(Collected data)
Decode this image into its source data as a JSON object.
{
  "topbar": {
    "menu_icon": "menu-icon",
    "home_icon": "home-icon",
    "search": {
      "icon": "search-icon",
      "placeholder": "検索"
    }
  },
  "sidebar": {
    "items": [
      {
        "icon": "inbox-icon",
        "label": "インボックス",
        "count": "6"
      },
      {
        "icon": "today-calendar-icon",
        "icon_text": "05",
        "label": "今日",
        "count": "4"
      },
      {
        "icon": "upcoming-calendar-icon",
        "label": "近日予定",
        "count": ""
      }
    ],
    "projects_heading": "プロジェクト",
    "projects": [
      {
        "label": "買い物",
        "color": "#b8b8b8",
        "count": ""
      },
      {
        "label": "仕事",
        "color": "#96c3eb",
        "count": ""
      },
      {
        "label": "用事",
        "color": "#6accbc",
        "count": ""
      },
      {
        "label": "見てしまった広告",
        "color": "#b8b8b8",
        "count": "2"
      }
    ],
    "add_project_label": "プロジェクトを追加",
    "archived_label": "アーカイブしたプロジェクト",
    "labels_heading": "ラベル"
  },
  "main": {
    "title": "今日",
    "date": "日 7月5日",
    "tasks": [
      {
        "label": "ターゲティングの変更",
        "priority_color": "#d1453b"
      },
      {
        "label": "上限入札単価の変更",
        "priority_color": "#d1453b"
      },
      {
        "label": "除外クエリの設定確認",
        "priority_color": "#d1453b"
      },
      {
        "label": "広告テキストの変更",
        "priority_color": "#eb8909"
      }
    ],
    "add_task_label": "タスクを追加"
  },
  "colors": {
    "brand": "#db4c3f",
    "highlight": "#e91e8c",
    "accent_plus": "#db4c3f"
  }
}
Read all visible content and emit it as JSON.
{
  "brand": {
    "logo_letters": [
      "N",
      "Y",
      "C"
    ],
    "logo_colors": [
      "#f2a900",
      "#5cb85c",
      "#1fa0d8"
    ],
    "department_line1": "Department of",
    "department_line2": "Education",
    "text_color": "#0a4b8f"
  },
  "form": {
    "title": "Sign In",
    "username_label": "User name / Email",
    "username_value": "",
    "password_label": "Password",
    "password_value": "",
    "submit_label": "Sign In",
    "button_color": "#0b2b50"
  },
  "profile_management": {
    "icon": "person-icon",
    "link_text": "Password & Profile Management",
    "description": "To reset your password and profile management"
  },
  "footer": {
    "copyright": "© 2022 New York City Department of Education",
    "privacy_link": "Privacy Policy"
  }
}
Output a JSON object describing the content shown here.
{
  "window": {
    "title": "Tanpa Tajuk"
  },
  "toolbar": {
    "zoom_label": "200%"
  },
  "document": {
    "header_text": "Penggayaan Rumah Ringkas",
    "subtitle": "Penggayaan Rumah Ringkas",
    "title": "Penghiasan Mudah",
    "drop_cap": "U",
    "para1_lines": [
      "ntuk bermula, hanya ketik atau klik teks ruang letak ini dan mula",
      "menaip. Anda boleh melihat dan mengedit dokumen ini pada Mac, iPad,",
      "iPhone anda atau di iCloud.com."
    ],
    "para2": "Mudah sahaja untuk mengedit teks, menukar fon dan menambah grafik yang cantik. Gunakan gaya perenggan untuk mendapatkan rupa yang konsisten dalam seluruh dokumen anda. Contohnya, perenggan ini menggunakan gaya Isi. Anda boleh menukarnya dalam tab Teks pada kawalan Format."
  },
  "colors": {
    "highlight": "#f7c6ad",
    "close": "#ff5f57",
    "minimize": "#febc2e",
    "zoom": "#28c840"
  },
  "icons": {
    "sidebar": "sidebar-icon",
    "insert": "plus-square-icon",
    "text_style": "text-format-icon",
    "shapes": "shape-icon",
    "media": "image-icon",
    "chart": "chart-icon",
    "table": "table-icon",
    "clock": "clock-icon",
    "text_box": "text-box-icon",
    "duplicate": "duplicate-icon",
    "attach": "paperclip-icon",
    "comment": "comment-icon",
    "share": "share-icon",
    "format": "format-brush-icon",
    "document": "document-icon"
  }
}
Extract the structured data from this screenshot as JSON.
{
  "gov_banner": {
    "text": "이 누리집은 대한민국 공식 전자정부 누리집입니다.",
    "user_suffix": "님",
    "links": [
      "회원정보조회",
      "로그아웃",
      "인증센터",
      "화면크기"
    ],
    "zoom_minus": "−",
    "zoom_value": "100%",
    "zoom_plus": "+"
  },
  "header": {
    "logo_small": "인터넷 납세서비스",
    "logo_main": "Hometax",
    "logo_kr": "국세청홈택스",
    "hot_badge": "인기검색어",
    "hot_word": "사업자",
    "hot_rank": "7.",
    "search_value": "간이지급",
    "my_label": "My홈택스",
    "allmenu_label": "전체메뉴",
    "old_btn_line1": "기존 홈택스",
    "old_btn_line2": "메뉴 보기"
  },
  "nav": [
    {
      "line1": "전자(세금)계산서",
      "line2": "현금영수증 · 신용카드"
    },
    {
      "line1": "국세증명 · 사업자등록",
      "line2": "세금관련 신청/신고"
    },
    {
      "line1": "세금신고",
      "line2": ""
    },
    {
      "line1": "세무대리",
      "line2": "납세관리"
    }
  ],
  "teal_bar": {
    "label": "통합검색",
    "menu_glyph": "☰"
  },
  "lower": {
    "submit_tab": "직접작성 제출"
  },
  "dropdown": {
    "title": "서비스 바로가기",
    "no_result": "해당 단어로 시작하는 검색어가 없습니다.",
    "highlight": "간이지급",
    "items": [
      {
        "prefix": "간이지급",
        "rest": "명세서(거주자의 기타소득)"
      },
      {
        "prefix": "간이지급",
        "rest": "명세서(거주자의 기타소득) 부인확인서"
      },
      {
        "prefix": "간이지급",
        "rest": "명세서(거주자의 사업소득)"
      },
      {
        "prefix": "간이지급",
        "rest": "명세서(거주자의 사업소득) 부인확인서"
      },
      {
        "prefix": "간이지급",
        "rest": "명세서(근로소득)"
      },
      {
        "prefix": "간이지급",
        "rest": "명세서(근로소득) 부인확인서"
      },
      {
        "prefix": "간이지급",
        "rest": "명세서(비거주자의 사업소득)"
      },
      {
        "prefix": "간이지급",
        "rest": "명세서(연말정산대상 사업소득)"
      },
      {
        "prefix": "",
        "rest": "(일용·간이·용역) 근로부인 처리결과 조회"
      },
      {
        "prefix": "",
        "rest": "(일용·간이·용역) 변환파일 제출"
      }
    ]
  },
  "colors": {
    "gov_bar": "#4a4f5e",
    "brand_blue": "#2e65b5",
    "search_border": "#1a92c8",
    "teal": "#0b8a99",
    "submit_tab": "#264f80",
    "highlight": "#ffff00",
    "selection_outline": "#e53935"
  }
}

> [Written instruction]: Repeat the material from above exactly, word for word.

> [Solution to this problem]:
Decode this image into its source data as a JSON object.
{
  "topbar": {
    "menu_icon": "menu-icon",
    "home_icon": "home-icon",
    "search": {
      "icon": "search-icon",
      "placeholder": "検索"
    }
  },
  "sidebar": {
    "items": [
      {
        "icon": "inbox-icon",
        "label": "インボックス",
        "count": "6"
      },
      {
        "icon": "today-calendar-icon",
        "icon_text": "05",
        "label": "今日",
        "count": "4"
      },
      {
        "icon": "upcoming-calendar-icon",
        "label": "近日予定",
        "count": ""
      }
    ],
    "projects_heading": "プロジェクト",
    "projects": [
      {
        "label": "買い物",
        "color": "#b8b8b8",
        "count": ""
      },
      {
        "label": "仕事",
        "color": "#96c3eb",
        "count": ""
      },
      {
        "label": "用事",
        "color": "#6accbc",
        "count": ""
      },
      {
        "label": "見てしまった広告",
        "color": "#b8b8b8",
        "count": "2"
      }
    ],
    "add_project_label": "プロジェクトを追加",
    "archived_label": "アーカイブしたプロジェクト",
    "labels_heading": "ラベル"
  },
  "main": {
    "title": "今日",
    "date": "日 7月5日",
    "tasks": [
      {
        "label": "ターゲティングの変更",
        "priority_color": "#d1453b"
      },
      {
        "label": "上限入札単価の変更",
        "priority_color": "#d1453b"
      },
      {
        "label": "除外クエリの設定確認",
        "priority_color": "#d1453b"
      },
      {
        "label": "広告テキストの変更",
        "priority_color": "#eb8909"
      }
    ],
    "add_task_label": "タスクを追加"
  },
  "colors": {
    "brand": "#db4c3f",
    "highlight": "#e91e8c",
    "accent_plus": "#db4c3f"
  }
}
Read all visible content and emit it as JSON.
{
  "brand": {
    "logo_letters": [
      "N",
      "Y",
      "C"
    ],
    "logo_colors": [
      "#f2a900",
      "#5cb85c",
      "#1fa0d8"
    ],
    "department_line1": "Department of",
    "department_line2": "Education",
    "text_color": "#0a4b8f"
  },
  "form": {
    "title": "Sign In",
    "username_label": "User name / Email",
    "username_value": "",
    "password_label": "Password",
    "password_value": "",
    "submit_label": "Sign In",
    "button_color": "#0b2b50"
  },
  "profile_management": {
    "icon": "person-icon",
    "link_text": "Password & Profile Management",
    "description": "To reset your password and profile management"
  },
  "footer": {
    "copyright": "© 2022 New York City Department of Education",
    "privacy_link": "Privacy Policy"
  }
}
Output a JSON object describing the content shown here.
{
  "window": {
    "title": "Tanpa Tajuk"
  },
  "toolbar": {
    "zoom_label": "200%"
  },
  "document": {
    "header_text": "Penggayaan Rumah Ringkas",
    "subtitle": "Penggayaan Rumah Ringkas",
    "title": "Penghiasan Mudah",
    "drop_cap": "U",
    "para1_lines": [
      "ntuk bermula, hanya ketik atau klik teks ruang letak ini dan mula",
      "menaip. Anda boleh melihat dan mengedit dokumen ini pada Mac, iPad,",
      "iPhone anda atau di iCloud.com."
    ],
    "para2": "Mudah sahaja untuk mengedit teks, menukar fon dan menambah grafik yang cantik. Gunakan gaya perenggan untuk mendapatkan rupa yang konsisten dalam seluruh dokumen anda. Contohnya, perenggan ini menggunakan gaya Isi. Anda boleh menukarnya dalam tab Teks pada kawalan Format."
  },
  "colors": {
    "highlight": "#f7c6ad",
    "close": "#ff5f57",
    "minimize": "#febc2e",
    "zoom": "#28c840"
  },
  "icons": {
    "sidebar": "sidebar-icon",
    "insert": "plus-square-icon",
    "text_style": "text-format-icon",
    "shapes": "shape-icon",
    "media": "image-icon",
    "chart": "chart-icon",
    "table": "table-icon",
    "clock": "clock-icon",
    "text_box": "text-box-icon",
    "duplicate": "duplicate-icon",
    "attach": "paperclip-icon",
    "comment": "comment-icon",
    "share": "share-icon",
    "format": "format-brush-icon",
    "document": "document-icon"
  }
}
Extract the structured data from this screenshot as JSON.
{
  "gov_banner": {
    "text": "이 누리집은 대한민국 공식 전자정부 누리집입니다.",
    "user_suffix": "님",
    "links": [
      "회원정보조회",
      "로그아웃",
      "인증센터",
      "화면크기"
    ],
    "zoom_minus": "−",
    "zoom_value": "100%",
    "zoom_plus": "+"
  },
  "header": {
    "logo_small": "인터넷 납세서비스",
    "logo_main": "Hometax",
    "logo_kr": "국세청홈택스",
    "hot_badge": "인기검색어",
    "hot_word": "사업자",
    "hot_rank": "7.",
    "search_value": "간이지급",
    "my_label": "My홈택스",
    "allmenu_label": "전체메뉴",
    "old_btn_line1": "기존 홈택스",
    "old_btn_line2": "메뉴 보기"
  },
  "nav": [
    {
      "line1": "전자(세금)계산서",
      "line2": "현금영수증 · 신용카드"
    },
    {
      "line1": "국세증명 · 사업자등록",
      "line2": "세금관련 신청/신고"
    },
    {
      "line1": "세금신고",
      "line2": ""
    },
    {
      "line1": "세무대리",
      "line2": "납세관리"
    }
  ],
  "teal_bar": {
    "label": "통합검색",
    "menu_glyph": "☰"
  },
  "lower": {
    "submit_tab": "직접작성 제출"
  },
  "dropdown": {
    "title": "서비스 바로가기",
    "no_result": "해당 단어로 시작하는 검색어가 없습니다.",
    "highlight": "간이지급",
    "items": [
      {
        "prefix": "간이지급",
        "rest": "명세서(거주자의 기타소득)"
      },
      {
        "prefix": "간이지급",
        "rest": "명세서(거주자의 기타소득) 부인확인서"
      },
      {
        "prefix": "간이지급",
        "rest": "명세서(거주자의 사업소득)"
      },
      {
        "prefix": "간이지급",
        "rest": "명세서(거주자의 사업소득) 부인확인서"
      },
      {
        "prefix": "간이지급",
        "rest": "명세서(근로소득)"
      },
      {
        "prefix": "간이지급",
        "rest": "명세서(근로소득) 부인확인서"
      },
      {
        "prefix": "간이지급",
        "rest": "명세서(비거주자의 사업소득)"
      },
      {
        "prefix": "간이지급",
        "rest": "명세서(연말정산대상 사업소득)"
      },
      {
        "prefix": "",
        "rest": "(일용·간이·용역) 근로부인 처리결과 조회"
      },
      {
        "prefix": "",
        "rest": "(일용·간이·용역) 변환파일 제출"
      }
    ]
  },
  "colors": {
    "gov_bar": "#4a4f5e",
    "brand_blue": "#2e65b5",
    "search_border": "#1a92c8",
    "teal": "#0b8a99",
    "submit_tab": "#264f80",
    "highlight": "#ffff00",
    "selection_outline": "#e53935"
  }
}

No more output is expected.